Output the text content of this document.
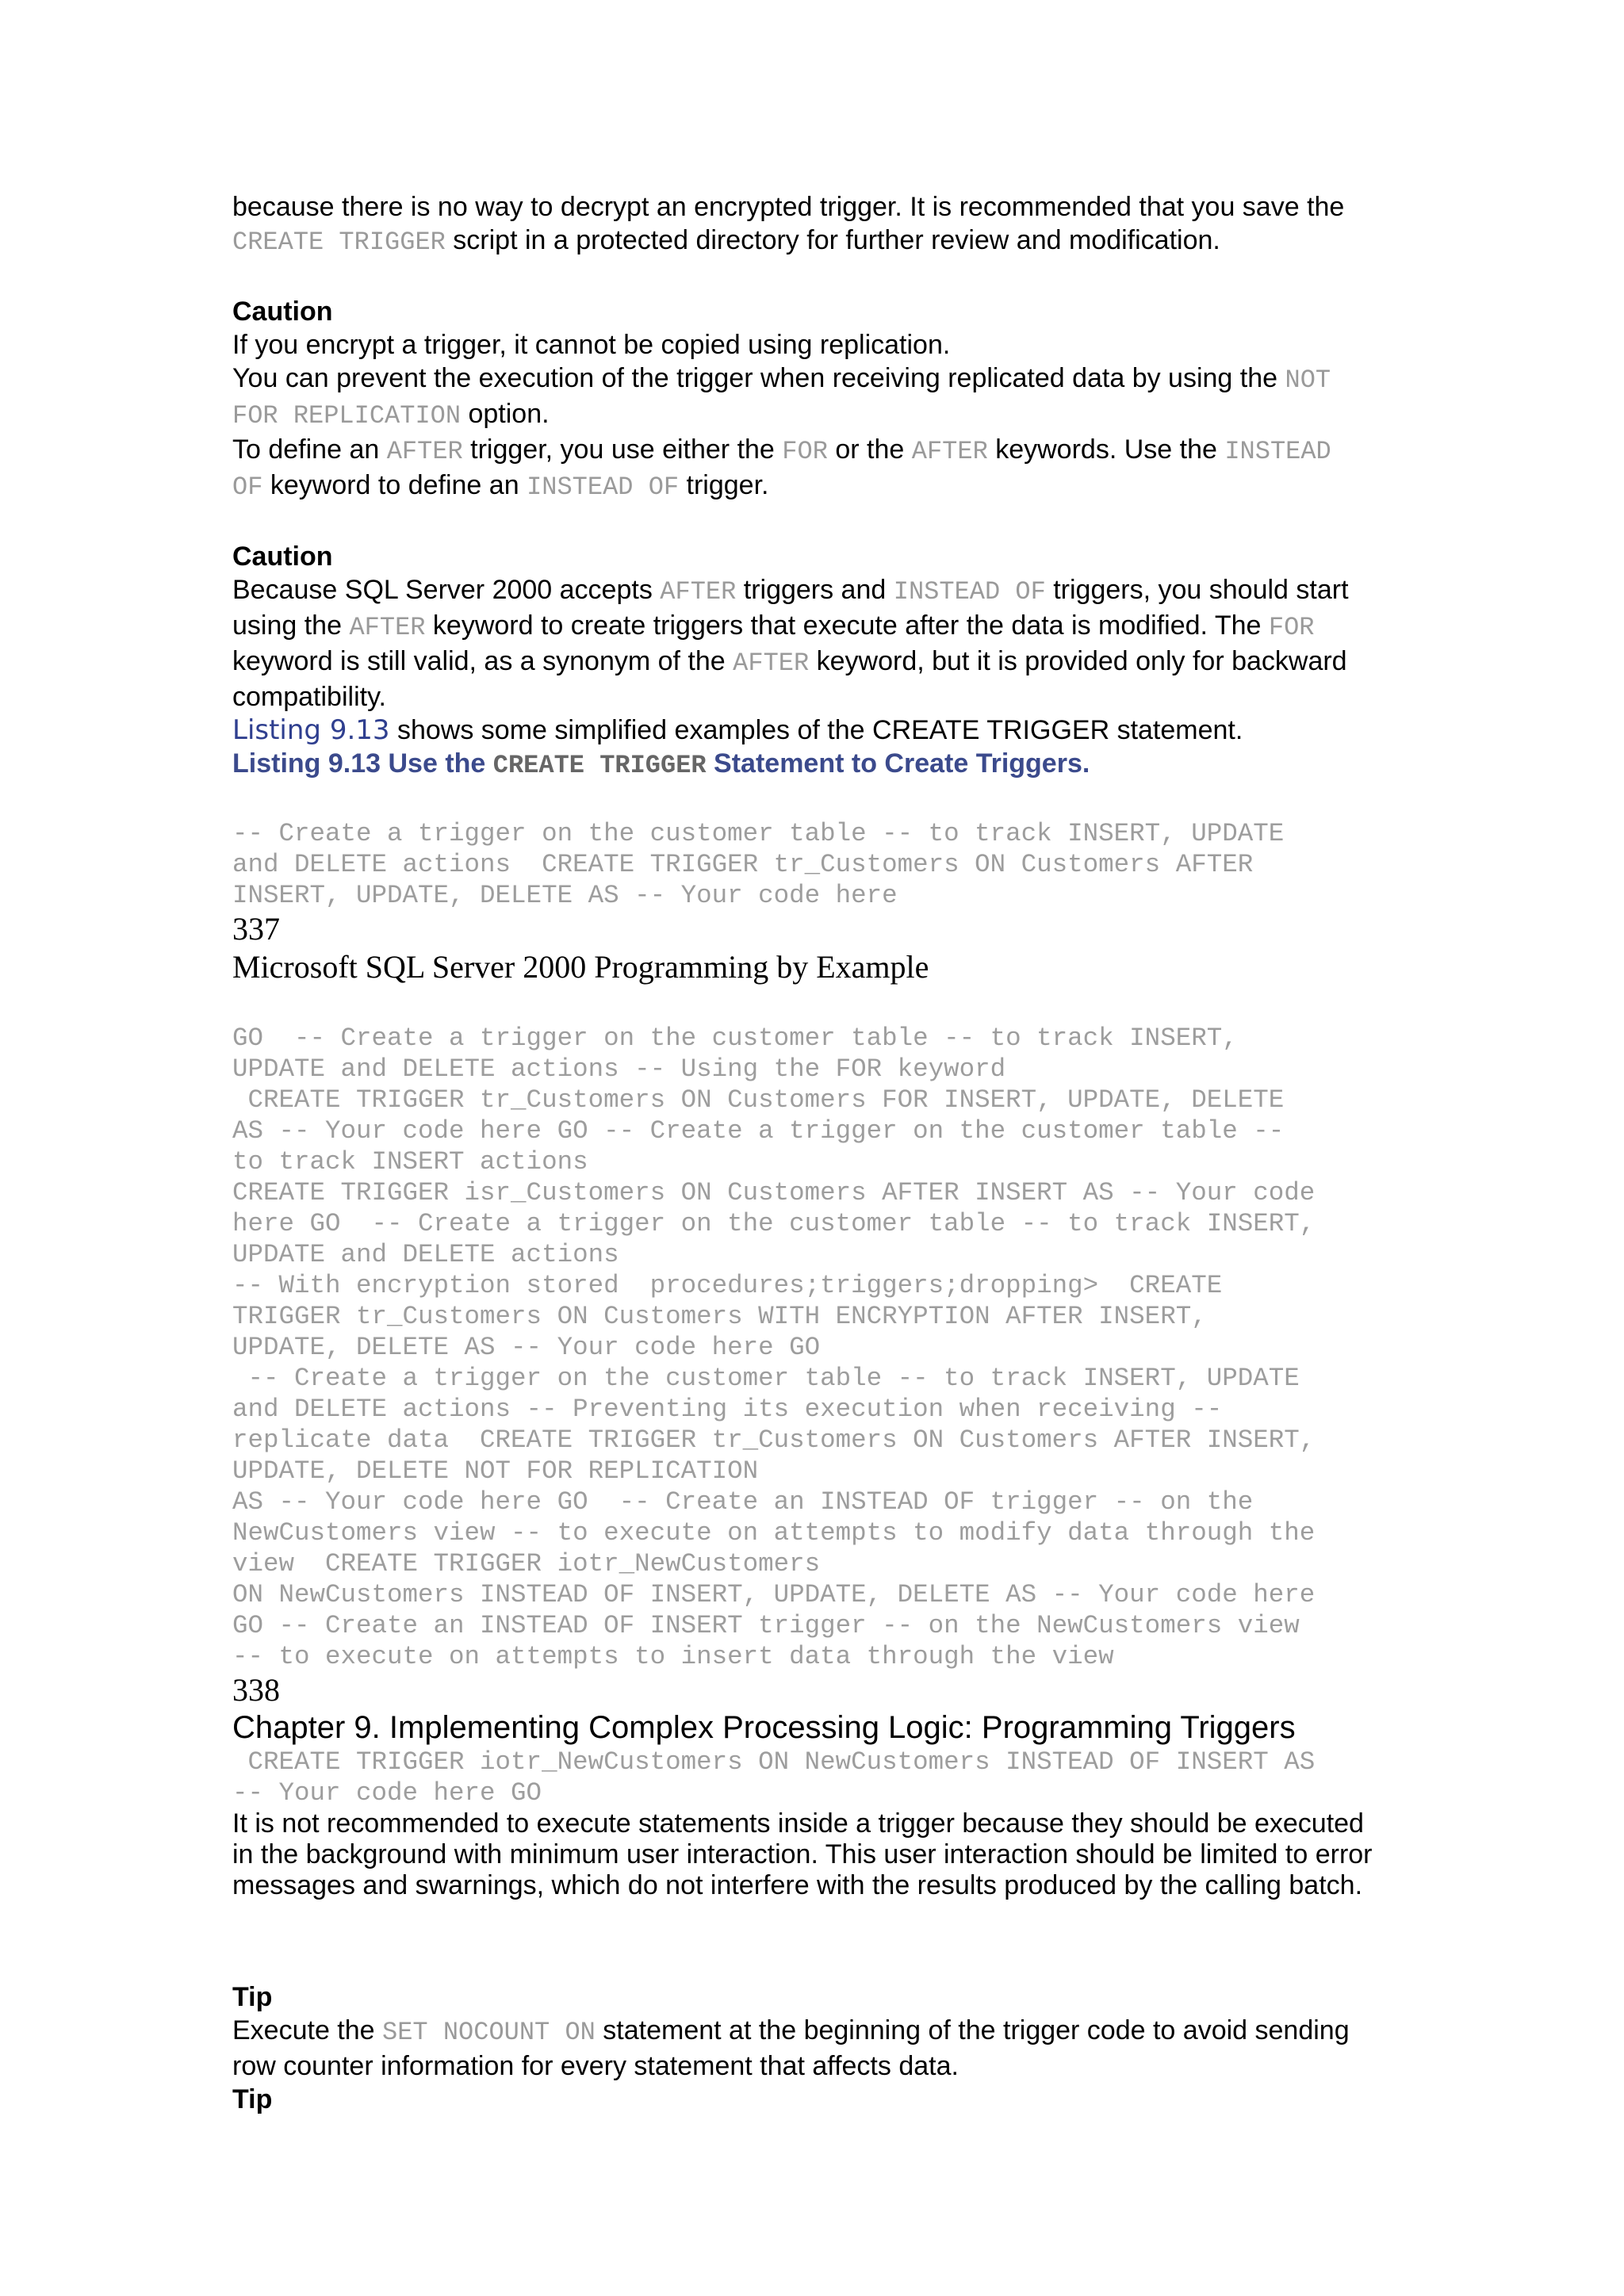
because there is no way to decrypt an encrypted trigger. It is recommended that you save the
CREATE TRIGGER script in a protected directory for further review and modification.

Caution

If you encrypt a trigger, it cannot be copied using replication.
You can prevent the execution of the trigger when receiving replicated data by using the NOT
FOR REPLICATION option.
To define an AFTER trigger, you use either the FOR or the AFTER keywords. Use the INSTEAD
OF keyword to define an INSTEAD OF trigger.

Caution

Because SQL Server 2000 accepts AFTER triggers and INSTEAD OF triggers, you should start
using the AFTER keyword to create triggers that execute after the data is modified. The FOR
keyword is still valid, as a synonym of the AFTER keyword, but it is provided only for backward
compatibility.

Listing 9.13 shows some simplified examples of the CREATE TRIGGER statement.

Listing 9.13 Use the CREATE TRIGGER Statement to Create Triggers.

-- Create a trigger on the customer table -- to track INSERT, UPDATE
and DELETE actions  CREATE TRIGGER tr_Customers ON Customers AFTER
INSERT, UPDATE, DELETE AS -- Your code here
337
Microsoft SQL Server 2000 Programming by Example
GO  -- Create a trigger on the customer table -- to track INSERT,
UPDATE and DELETE actions -- Using the FOR keyword
CREATE TRIGGER tr_Customers ON Customers FOR INSERT, UPDATE, DELETE
AS -- Your code here GO -- Create a trigger on the customer table --
to track INSERT actions
CREATE TRIGGER isr_Customers ON Customers AFTER INSERT AS -- Your code
here GO  -- Create a trigger on the customer table -- to track INSERT,
UPDATE and DELETE actions
-- With encryption stored  procedures;triggers;dropping>  CREATE
TRIGGER tr_Customers ON Customers WITH ENCRYPTION AFTER INSERT,
UPDATE, DELETE AS -- Your code here GO
-- Create a trigger on the customer table -- to track INSERT, UPDATE
and DELETE actions -- Preventing its execution when receiving --
replicate data  CREATE TRIGGER tr_Customers ON Customers AFTER INSERT,
UPDATE, DELETE NOT FOR REPLICATION
AS -- Your code here GO  -- Create an INSTEAD OF trigger -- on the
NewCustomers view -- to execute on attempts to modify data through the
view  CREATE TRIGGER iotr_NewCustomers
ON NewCustomers INSTEAD OF INSERT, UPDATE, DELETE AS -- Your code here
GO -- Create an INSTEAD OF INSERT trigger -- on the NewCustomers view
-- to execute on attempts to insert data through the view
338
Chapter 9. Implementing Complex Processing Logic: Programming Triggers
CREATE TRIGGER iotr_NewCustomers ON NewCustomers INSTEAD OF INSERT AS
-- Your code here GO

It is not recommended to execute statements inside a trigger because they should be executed
in the background with minimum user interaction. This user interaction should be limited to error
messages and swarnings, which do not interfere with the results produced by the calling batch.

Tip

Execute the SET NOCOUNT ON statement at the beginning of the trigger code to avoid sending
row counter information for every statement that affects data.

Tip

········

Goal - Retype the records exactly. Any image in them should not appear in what you write.

Solution to the exercise -
Output the text content of this document.
because there is no way to decrypt an encrypted trigger. It is recommended that you save the
CREATE TRIGGER script in a protected directory for further review and modification.

Caution

If you encrypt a trigger, it cannot be copied using replication.
You can prevent the execution of the trigger when receiving replicated data by using the NOT
FOR REPLICATION option.
To define an AFTER trigger, you use either the FOR or the AFTER keywords. Use the INSTEAD
OF keyword to define an INSTEAD OF trigger.

Caution

Because SQL Server 2000 accepts AFTER triggers and INSTEAD OF triggers, you should start
using the AFTER keyword to create triggers that execute after the data is modified. The FOR
keyword is still valid, as a synonym of the AFTER keyword, but it is provided only for backward
compatibility.

Listing 9.13 shows some simplified examples of the CREATE TRIGGER statement.

Listing 9.13 Use the CREATE TRIGGER Statement to Create Triggers.

-- Create a trigger on the customer table -- to track INSERT, UPDATE
and DELETE actions  CREATE TRIGGER tr_Customers ON Customers AFTER
INSERT, UPDATE, DELETE AS -- Your code here
337
Microsoft SQL Server 2000 Programming by Example
GO  -- Create a trigger on the customer table -- to track INSERT,
UPDATE and DELETE actions -- Using the FOR keyword
CREATE TRIGGER tr_Customers ON Customers FOR INSERT, UPDATE, DELETE
AS -- Your code here GO -- Create a trigger on the customer table --
to track INSERT actions
CREATE TRIGGER isr_Customers ON Customers AFTER INSERT AS -- Your code
here GO  -- Create a trigger on the customer table -- to track INSERT,
UPDATE and DELETE actions
-- With encryption stored  procedures;triggers;dropping>  CREATE
TRIGGER tr_Customers ON Customers WITH ENCRYPTION AFTER INSERT,
UPDATE, DELETE AS -- Your code here GO
-- Create a trigger on the customer table -- to track INSERT, UPDATE
and DELETE actions -- Preventing its execution when receiving --
replicate data  CREATE TRIGGER tr_Customers ON Customers AFTER INSERT,
UPDATE, DELETE NOT FOR REPLICATION
AS -- Your code here GO  -- Create an INSTEAD OF trigger -- on the
NewCustomers view -- to execute on attempts to modify data through the
view  CREATE TRIGGER iotr_NewCustomers
ON NewCustomers INSTEAD OF INSERT, UPDATE, DELETE AS -- Your code here
GO -- Create an INSTEAD OF INSERT trigger -- on the NewCustomers view
-- to execute on attempts to insert data through the view
338
Chapter 9. Implementing Complex Processing Logic: Programming Triggers
CREATE TRIGGER iotr_NewCustomers ON NewCustomers INSTEAD OF INSERT AS
-- Your code here GO

It is not recommended to execute statements inside a trigger because they should be executed
in the background with minimum user interaction. This user interaction should be limited to error
messages and swarnings, which do not interfere with the results produced by the calling batch.

Tip

Execute the SET NOCOUNT ON statement at the beginning of the trigger code to avoid sending
row counter information for every statement that affects data.

Tip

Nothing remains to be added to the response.